→ **Selected text**
Inflammation and fibrosis in chronic liver diseases including non-alcoholic fatty liver disease and hepatitis C

Abstract

At present chronic liver disease (CLD), the third commonest cause of premature death in the United Kingdom is detected late, when interventions are ineffective, resulting in considerable morbidity and mortality. Injury to the liver, the largest solid organ in the body, leads to a cascade of inflammatory events. Chronic inflammation leads to the activation of hepatic stellate cells that undergo trans-differentiation to become myofibroblasts, the main extra-cellular matrix producing cells in the liver; over time increased extra-cellular matrix production results in the formation of liver fibrosis. Although fibrogenesis may be viewed as having evolved as a "wound healing" process that preserves tissue integrity, sustained chronic fibrosis can become pathogenic culminating in CLD, cirrhosis and its associated complications. As the reference standard for detecting liver fibrosis, liver biopsy, is invasive and has an associated morbidity, the diagnostic assessment of CLD by non-invasive testing is attractive. Accordingly, in this review the mechanisms by which liver inflammation and fibrosis develop in chronic liver diseases are explored to identify appropriate and meaningful diagnostic targets for clinical practice. Due to differing disease prevalence and treatment efficacy, disease specific diagnostic targets are required to optimally manage individual CLDs such as non-alcoholic fatty liver disease and chronic hepatitis C infection. To facilitate this, a review of the pathogenesis of both conditions is also conducted. Finally, the evidence for hepatic fibrosis regression and the mechanisms by which this occurs are discussed, including the current use of antifibrotic therapy.

→ **To do**
#1 Answer each question from the abstract.
(a) Where does chronic liver disease rank among causes of premature death in the United Kingdom?
(b) What do hepatic stellate cells become after trans-differentiation?
(c) What is the reference standard for detecting liver fibrosis?
#2 List every subject that the abstract says the review explores, conducts a review of, or discusses.
#3 According to the abstract, why are disease-specific diagnostic targets needed for individual chronic liver diseases such as non-alcoholic fatty liver disease and chronic hepatitis C infection?

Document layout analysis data
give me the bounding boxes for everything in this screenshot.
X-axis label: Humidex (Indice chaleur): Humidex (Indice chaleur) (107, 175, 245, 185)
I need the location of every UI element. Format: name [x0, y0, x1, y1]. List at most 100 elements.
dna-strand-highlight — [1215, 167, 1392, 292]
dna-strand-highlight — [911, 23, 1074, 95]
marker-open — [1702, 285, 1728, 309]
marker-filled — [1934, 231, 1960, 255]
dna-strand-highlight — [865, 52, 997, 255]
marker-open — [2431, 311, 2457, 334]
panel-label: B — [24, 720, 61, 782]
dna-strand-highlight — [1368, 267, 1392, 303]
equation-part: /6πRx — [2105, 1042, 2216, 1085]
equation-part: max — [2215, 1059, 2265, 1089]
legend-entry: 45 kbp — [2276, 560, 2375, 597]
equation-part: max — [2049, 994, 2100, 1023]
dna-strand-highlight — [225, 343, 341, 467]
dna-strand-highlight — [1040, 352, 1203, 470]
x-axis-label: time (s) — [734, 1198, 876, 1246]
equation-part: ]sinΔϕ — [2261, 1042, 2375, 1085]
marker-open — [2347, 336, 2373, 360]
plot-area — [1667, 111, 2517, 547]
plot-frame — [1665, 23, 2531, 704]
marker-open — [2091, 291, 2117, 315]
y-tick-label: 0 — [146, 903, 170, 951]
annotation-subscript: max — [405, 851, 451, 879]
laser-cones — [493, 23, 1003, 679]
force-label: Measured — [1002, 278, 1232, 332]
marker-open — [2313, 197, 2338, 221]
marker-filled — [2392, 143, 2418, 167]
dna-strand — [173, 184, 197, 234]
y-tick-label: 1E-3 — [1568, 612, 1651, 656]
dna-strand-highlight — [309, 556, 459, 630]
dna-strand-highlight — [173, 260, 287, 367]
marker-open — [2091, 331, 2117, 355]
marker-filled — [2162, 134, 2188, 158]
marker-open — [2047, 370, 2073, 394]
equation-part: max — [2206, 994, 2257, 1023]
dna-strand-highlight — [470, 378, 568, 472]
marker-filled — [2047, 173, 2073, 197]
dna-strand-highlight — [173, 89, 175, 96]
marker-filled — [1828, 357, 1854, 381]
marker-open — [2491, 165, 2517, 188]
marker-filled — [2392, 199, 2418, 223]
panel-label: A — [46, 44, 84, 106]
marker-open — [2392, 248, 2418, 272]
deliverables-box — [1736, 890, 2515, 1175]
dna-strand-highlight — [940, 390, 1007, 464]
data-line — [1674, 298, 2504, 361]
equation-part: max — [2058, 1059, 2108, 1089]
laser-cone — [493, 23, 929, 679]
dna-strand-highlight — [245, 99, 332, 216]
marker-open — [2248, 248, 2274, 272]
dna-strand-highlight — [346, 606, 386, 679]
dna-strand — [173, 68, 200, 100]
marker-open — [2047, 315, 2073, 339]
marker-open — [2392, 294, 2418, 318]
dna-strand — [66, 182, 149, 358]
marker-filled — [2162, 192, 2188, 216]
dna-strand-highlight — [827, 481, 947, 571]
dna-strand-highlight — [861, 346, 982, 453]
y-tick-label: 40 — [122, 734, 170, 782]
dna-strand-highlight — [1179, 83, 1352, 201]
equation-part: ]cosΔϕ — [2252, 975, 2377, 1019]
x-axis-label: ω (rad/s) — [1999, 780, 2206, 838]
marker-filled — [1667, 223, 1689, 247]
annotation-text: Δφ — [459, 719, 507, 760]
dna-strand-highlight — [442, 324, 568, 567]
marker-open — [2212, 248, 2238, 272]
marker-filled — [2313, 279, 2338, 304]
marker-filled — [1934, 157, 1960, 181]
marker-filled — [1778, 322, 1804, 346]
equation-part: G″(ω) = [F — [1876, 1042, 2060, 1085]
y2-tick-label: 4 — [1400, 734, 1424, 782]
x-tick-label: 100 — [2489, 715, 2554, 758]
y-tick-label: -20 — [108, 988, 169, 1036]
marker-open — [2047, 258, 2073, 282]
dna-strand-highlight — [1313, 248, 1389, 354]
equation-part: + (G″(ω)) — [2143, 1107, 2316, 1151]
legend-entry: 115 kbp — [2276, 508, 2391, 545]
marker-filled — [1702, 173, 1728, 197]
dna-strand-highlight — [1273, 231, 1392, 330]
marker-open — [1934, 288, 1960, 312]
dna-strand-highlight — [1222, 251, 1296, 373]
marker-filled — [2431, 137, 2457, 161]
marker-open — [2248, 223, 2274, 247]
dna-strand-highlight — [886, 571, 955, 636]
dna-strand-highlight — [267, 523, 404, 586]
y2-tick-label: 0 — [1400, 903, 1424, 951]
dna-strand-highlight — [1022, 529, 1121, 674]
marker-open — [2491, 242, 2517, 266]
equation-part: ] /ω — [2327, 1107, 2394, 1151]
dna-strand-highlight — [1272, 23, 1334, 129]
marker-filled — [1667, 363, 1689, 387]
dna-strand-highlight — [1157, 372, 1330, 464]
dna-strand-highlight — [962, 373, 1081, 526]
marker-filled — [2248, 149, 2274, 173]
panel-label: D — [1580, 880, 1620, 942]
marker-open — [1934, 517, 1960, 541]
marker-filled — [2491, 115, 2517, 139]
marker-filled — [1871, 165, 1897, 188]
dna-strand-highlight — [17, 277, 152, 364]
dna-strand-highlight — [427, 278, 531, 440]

→ **Your responses**
#1
(a) It is the third commonest cause.
(b) They become myofibroblasts, the main extra-cellular matrix producing cells in the liver.
(c) Liver biopsy.

#2
- The mechanisms by which liver inflammation and fibrosis develop in chronic liver diseases
- The pathogenesis of non-alcoholic fatty liver disease and chronic hepatitis C infection
- The evidence for hepatic fibrosis regression and the mechanisms by which it occurs
- The current use of antifibrotic therapy

#3 Disease-specific diagnostic targets are needed because these conditions differ in disease prevalence and treatment efficacy. Such targets are required to manage each chronic liver disease optimally.